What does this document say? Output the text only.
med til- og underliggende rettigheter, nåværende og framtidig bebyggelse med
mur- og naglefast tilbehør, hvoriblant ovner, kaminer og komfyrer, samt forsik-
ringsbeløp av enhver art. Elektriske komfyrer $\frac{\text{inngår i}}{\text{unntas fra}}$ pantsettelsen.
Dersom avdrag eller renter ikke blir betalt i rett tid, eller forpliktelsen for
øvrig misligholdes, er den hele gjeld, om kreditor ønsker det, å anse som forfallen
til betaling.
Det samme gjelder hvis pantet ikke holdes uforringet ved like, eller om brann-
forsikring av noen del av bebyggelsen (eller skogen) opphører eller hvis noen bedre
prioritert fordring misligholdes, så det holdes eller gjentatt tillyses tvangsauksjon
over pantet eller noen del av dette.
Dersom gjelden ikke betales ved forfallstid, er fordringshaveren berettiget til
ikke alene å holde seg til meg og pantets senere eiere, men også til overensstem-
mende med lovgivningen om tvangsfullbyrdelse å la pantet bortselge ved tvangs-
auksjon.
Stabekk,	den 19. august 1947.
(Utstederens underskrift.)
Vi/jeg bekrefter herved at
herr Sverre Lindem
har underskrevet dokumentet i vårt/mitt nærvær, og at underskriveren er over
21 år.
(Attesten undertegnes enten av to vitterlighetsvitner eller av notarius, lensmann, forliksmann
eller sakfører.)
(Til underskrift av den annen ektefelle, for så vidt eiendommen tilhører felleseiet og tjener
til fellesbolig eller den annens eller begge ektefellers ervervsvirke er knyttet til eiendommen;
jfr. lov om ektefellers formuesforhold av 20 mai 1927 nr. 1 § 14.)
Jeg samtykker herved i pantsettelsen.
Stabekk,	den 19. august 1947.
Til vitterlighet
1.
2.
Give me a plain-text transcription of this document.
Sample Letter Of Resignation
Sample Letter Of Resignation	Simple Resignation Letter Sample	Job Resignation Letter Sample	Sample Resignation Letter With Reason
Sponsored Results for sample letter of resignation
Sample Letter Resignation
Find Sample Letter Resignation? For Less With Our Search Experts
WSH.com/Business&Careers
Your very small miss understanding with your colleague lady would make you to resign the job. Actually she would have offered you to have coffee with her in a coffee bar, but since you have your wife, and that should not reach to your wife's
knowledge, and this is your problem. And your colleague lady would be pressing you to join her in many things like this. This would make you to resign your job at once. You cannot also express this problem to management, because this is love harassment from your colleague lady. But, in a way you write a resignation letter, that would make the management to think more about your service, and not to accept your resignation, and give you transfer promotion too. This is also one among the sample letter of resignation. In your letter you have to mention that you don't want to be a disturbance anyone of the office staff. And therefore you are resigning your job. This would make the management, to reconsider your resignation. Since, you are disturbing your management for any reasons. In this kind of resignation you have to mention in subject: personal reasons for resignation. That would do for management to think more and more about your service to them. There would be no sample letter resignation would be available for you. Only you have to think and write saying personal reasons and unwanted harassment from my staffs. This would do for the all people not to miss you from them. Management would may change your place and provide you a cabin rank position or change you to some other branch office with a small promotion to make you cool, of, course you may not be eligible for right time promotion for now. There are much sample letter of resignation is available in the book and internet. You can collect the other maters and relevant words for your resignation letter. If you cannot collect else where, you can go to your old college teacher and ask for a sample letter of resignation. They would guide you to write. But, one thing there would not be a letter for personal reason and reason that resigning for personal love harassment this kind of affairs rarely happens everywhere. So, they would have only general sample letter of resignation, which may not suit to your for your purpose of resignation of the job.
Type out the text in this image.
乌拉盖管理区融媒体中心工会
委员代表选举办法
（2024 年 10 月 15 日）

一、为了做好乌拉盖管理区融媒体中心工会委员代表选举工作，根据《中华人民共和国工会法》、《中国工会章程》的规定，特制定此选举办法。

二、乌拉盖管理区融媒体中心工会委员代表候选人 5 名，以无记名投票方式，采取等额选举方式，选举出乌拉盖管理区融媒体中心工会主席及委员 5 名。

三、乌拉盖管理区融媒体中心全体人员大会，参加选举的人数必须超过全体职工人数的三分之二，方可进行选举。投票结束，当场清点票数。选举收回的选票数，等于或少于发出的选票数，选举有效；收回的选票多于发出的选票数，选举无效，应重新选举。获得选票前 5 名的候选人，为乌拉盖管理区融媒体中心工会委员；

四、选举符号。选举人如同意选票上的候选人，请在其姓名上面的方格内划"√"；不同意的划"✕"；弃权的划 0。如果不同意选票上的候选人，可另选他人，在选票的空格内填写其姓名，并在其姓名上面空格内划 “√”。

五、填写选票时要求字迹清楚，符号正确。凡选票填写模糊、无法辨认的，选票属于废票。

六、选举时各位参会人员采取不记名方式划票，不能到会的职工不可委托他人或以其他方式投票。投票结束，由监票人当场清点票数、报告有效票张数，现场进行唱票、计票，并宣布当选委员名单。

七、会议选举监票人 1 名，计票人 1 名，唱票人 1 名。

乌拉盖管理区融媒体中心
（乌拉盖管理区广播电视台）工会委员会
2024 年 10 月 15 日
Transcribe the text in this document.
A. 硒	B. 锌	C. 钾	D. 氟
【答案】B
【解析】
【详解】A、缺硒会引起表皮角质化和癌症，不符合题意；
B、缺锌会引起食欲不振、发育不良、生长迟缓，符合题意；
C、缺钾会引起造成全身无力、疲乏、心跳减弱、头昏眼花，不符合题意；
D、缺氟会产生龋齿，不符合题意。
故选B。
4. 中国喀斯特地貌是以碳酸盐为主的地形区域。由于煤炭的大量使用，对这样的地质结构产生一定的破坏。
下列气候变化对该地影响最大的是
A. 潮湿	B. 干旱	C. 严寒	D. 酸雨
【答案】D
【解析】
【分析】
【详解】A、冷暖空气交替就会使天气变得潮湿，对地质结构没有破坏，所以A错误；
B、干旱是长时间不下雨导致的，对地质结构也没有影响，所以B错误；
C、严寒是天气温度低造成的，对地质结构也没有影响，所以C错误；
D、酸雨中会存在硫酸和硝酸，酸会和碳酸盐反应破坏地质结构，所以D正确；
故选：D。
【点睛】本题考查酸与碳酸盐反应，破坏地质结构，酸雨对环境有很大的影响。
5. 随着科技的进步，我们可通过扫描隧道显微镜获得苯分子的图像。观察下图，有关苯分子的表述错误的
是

* * * * * * * * *

▸ **WRITTEN EXERCISE**
Return each line of the data exactly as written above.

▸ **ANSWER IN FULL**
What does this document say? Output the text only.
med til- og underliggende rettigheter, nåværende og framtidig bebyggelse med
mur- og naglefast tilbehør, hvoriblant ovner, kaminer og komfyrer, samt forsik-
ringsbeløp av enhver art. Elektriske komfyrer $\frac{\text{inngår i}}{\text{unntas fra}}$ pantsettelsen.
Dersom avdrag eller renter ikke blir betalt i rett tid, eller forpliktelsen for
øvrig misligholdes, er den hele gjeld, om kreditor ønsker det, å anse som forfallen
til betaling.
Det samme gjelder hvis pantet ikke holdes uforringet ved like, eller om brann-
forsikring av noen del av bebyggelsen (eller skogen) opphører eller hvis noen bedre
prioritert fordring misligholdes, så det holdes eller gjentatt tillyses tvangsauksjon
over pantet eller noen del av dette.
Dersom gjelden ikke betales ved forfallstid, er fordringshaveren berettiget til
ikke alene å holde seg til meg og pantets senere eiere, men også til overensstem-
mende med lovgivningen om tvangsfullbyrdelse å la pantet bortselge ved tvangs-
auksjon.
Stabekk,	den 19. august 1947.
(Utstederens underskrift.)
Vi/jeg bekrefter herved at
herr Sverre Lindem
har underskrevet dokumentet i vårt/mitt nærvær, og at underskriveren er over
21 år.
(Attesten undertegnes enten av to vitterlighetsvitner eller av notarius, lensmann, forliksmann
eller sakfører.)
(Til underskrift av den annen ektefelle, for så vidt eiendommen tilhører felleseiet og tjener
til fellesbolig eller den annens eller begge ektefellers ervervsvirke er knyttet til eiendommen;
jfr. lov om ektefellers formuesforhold av 20 mai 1927 nr. 1 § 14.)
Jeg samtykker herved i pantsettelsen.
Stabekk,	den 19. august 1947.
Til vitterlighet
1.
2.
Give me a plain-text transcription of this document.
Sample Letter Of Resignation
Sample Letter Of Resignation	Simple Resignation Letter Sample	Job Resignation Letter Sample	Sample Resignation Letter With Reason
Sponsored Results for sample letter of resignation
Sample Letter Resignation
Find Sample Letter Resignation? For Less With Our Search Experts
WSH.com/Business&Careers
Your very small miss understanding with your colleague lady would make you to resign the job. Actually she would have offered you to have coffee with her in a coffee bar, but since you have your wife, and that should not reach to your wife's
knowledge, and this is your problem. And your colleague lady would be pressing you to join her in many things like this. This would make you to resign your job at once. You cannot also express this problem to management, because this is love harassment from your colleague lady. But, in a way you write a resignation letter, that would make the management to think more about your service, and not to accept your resignation, and give you transfer promotion too. This is also one among the sample letter of resignation. In your letter you have to mention that you don't want to be a disturbance anyone of the office staff. And therefore you are resigning your job. This would make the management, to reconsider your resignation. Since, you are disturbing your management for any reasons. In this kind of resignation you have to mention in subject: personal reasons for resignation. That would do for management to think more and more about your service to them. There would be no sample letter resignation would be available for you. Only you have to think and write saying personal reasons and unwanted harassment from my staffs. This would do for the all people not to miss you from them. Management would may change your place and provide you a cabin rank position or change you to some other branch office with a small promotion to make you cool, of, course you may not be eligible for right time promotion for now. There are much sample letter of resignation is available in the book and internet. You can collect the other maters and relevant words for your resignation letter. If you cannot collect else where, you can go to your old college teacher and ask for a sample letter of resignation. They would guide you to write. But, one thing there would not be a letter for personal reason and reason that resigning for personal love harassment this kind of affairs rarely happens everywhere. So, they would have only general sample letter of resignation, which may not suit to your for your purpose of resignation of the job.
Type out the text in this image.
乌拉盖管理区融媒体中心工会
委员代表选举办法
（2024 年 10 月 15 日）

一、为了做好乌拉盖管理区融媒体中心工会委员代表选举工作，根据《中华人民共和国工会法》、《中国工会章程》的规定，特制定此选举办法。

二、乌拉盖管理区融媒体中心工会委员代表候选人 5 名，以无记名投票方式，采取等额选举方式，选举出乌拉盖管理区融媒体中心工会主席及委员 5 名。

三、乌拉盖管理区融媒体中心全体人员大会，参加选举的人数必须超过全体职工人数的三分之二，方可进行选举。投票结束，当场清点票数。选举收回的选票数，等于或少于发出的选票数，选举有效；收回的选票多于发出的选票数，选举无效，应重新选举。获得选票前 5 名的候选人，为乌拉盖管理区融媒体中心工会委员；

四、选举符号。选举人如同意选票上的候选人，请在其姓名上面的方格内划"√"；不同意的划"✕"；弃权的划 0。如果不同意选票上的候选人，可另选他人，在选票的空格内填写其姓名，并在其姓名上面空格内划 “√”。

五、填写选票时要求字迹清楚，符号正确。凡选票填写模糊、无法辨认的，选票属于废票。

六、选举时各位参会人员采取不记名方式划票，不能到会的职工不可委托他人或以其他方式投票。投票结束，由监票人当场清点票数、报告有效票张数，现场进行唱票、计票，并宣布当选委员名单。

七、会议选举监票人 1 名，计票人 1 名，唱票人 1 名。

乌拉盖管理区融媒体中心
（乌拉盖管理区广播电视台）工会委员会
2024 年 10 月 15 日
Transcribe the text in this document.
A. 硒	B. 锌	C. 钾	D. 氟
【答案】B
【解析】
【详解】A、缺硒会引起表皮角质化和癌症，不符合题意；
B、缺锌会引起食欲不振、发育不良、生长迟缓，符合题意；
C、缺钾会引起造成全身无力、疲乏、心跳减弱、头昏眼花，不符合题意；
D、缺氟会产生龋齿，不符合题意。
故选B。
4. 中国喀斯特地貌是以碳酸盐为主的地形区域。由于煤炭的大量使用，对这样的地质结构产生一定的破坏。
下列气候变化对该地影响最大的是
A. 潮湿	B. 干旱	C. 严寒	D. 酸雨
【答案】D
【解析】
【分析】
【详解】A、冷暖空气交替就会使天气变得潮湿，对地质结构没有破坏，所以A错误；
B、干旱是长时间不下雨导致的，对地质结构也没有影响，所以B错误；
C、严寒是天气温度低造成的，对地质结构也没有影响，所以C错误；
D、酸雨中会存在硫酸和硝酸，酸会和碳酸盐反应破坏地质结构，所以D正确；
故选：D。
【点睛】本题考查酸与碳酸盐反应，破坏地质结构，酸雨对环境有很大的影响。
5. 随着科技的进步，我们可通过扫描隧道显微镜获得苯分子的图像。观察下图，有关苯分子的表述错误的
是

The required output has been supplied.